(Collection entries)

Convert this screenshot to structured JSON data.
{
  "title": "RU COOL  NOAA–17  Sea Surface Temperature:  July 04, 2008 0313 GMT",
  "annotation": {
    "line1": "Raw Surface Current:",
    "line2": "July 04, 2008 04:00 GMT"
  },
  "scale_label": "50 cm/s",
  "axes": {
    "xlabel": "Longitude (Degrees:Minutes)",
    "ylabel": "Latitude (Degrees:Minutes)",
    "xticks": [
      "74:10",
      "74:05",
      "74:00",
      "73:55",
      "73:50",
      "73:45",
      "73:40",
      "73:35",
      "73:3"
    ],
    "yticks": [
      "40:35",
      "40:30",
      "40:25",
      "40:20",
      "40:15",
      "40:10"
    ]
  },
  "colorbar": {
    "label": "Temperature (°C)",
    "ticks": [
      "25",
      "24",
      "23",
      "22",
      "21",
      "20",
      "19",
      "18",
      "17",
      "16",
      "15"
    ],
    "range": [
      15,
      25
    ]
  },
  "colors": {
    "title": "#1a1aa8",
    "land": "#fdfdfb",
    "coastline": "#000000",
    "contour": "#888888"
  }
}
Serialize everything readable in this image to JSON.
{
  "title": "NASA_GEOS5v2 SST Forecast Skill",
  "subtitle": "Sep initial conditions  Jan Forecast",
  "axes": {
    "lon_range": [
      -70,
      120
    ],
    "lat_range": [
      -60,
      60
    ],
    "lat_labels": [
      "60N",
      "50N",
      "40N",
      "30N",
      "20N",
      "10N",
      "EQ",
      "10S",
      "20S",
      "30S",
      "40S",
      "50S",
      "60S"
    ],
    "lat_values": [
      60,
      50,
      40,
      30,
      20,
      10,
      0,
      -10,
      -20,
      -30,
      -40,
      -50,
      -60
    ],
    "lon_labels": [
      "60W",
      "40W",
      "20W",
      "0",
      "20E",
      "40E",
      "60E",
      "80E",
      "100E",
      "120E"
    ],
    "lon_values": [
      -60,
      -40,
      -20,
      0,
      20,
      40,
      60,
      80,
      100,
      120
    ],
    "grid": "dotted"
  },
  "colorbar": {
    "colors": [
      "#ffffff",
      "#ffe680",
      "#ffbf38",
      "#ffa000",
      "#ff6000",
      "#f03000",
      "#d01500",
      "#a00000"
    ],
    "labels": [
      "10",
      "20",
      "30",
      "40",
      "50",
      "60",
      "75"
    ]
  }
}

▶ _Work to do_
Reproduce the entire listing word for word.

▶ _Solution for this task_
Convert this screenshot to structured JSON data.
{
  "title": "RU COOL  NOAA–17  Sea Surface Temperature:  July 04, 2008 0313 GMT",
  "annotation": {
    "line1": "Raw Surface Current:",
    "line2": "July 04, 2008 04:00 GMT"
  },
  "scale_label": "50 cm/s",
  "axes": {
    "xlabel": "Longitude (Degrees:Minutes)",
    "ylabel": "Latitude (Degrees:Minutes)",
    "xticks": [
      "74:10",
      "74:05",
      "74:00",
      "73:55",
      "73:50",
      "73:45",
      "73:40",
      "73:35",
      "73:3"
    ],
    "yticks": [
      "40:35",
      "40:30",
      "40:25",
      "40:20",
      "40:15",
      "40:10"
    ]
  },
  "colorbar": {
    "label": "Temperature (°C)",
    "ticks": [
      "25",
      "24",
      "23",
      "22",
      "21",
      "20",
      "19",
      "18",
      "17",
      "16",
      "15"
    ],
    "range": [
      15,
      25
    ]
  },
  "colors": {
    "title": "#1a1aa8",
    "land": "#fdfdfb",
    "coastline": "#000000",
    "contour": "#888888"
  }
}
Serialize everything readable in this image to JSON.
{
  "title": "NASA_GEOS5v2 SST Forecast Skill",
  "subtitle": "Sep initial conditions  Jan Forecast",
  "axes": {
    "lon_range": [
      -70,
      120
    ],
    "lat_range": [
      -60,
      60
    ],
    "lat_labels": [
      "60N",
      "50N",
      "40N",
      "30N",
      "20N",
      "10N",
      "EQ",
      "10S",
      "20S",
      "30S",
      "40S",
      "50S",
      "60S"
    ],
    "lat_values": [
      60,
      50,
      40,
      30,
      20,
      10,
      0,
      -10,
      -20,
      -30,
      -40,
      -50,
      -60
    ],
    "lon_labels": [
      "60W",
      "40W",
      "20W",
      "0",
      "20E",
      "40E",
      "60E",
      "80E",
      "100E",
      "120E"
    ],
    "lon_values": [
      -60,
      -40,
      -20,
      0,
      20,
      40,
      60,
      80,
      100,
      120
    ],
    "grid": "dotted"
  },
  "colorbar": {
    "colors": [
      "#ffffff",
      "#ffe680",
      "#ffbf38",
      "#ffa000",
      "#ff6000",
      "#f03000",
      "#d01500",
      "#a00000"
    ],
    "labels": [
      "10",
      "20",
      "30",
      "40",
      "50",
      "60",
      "75"
    ]
  }
}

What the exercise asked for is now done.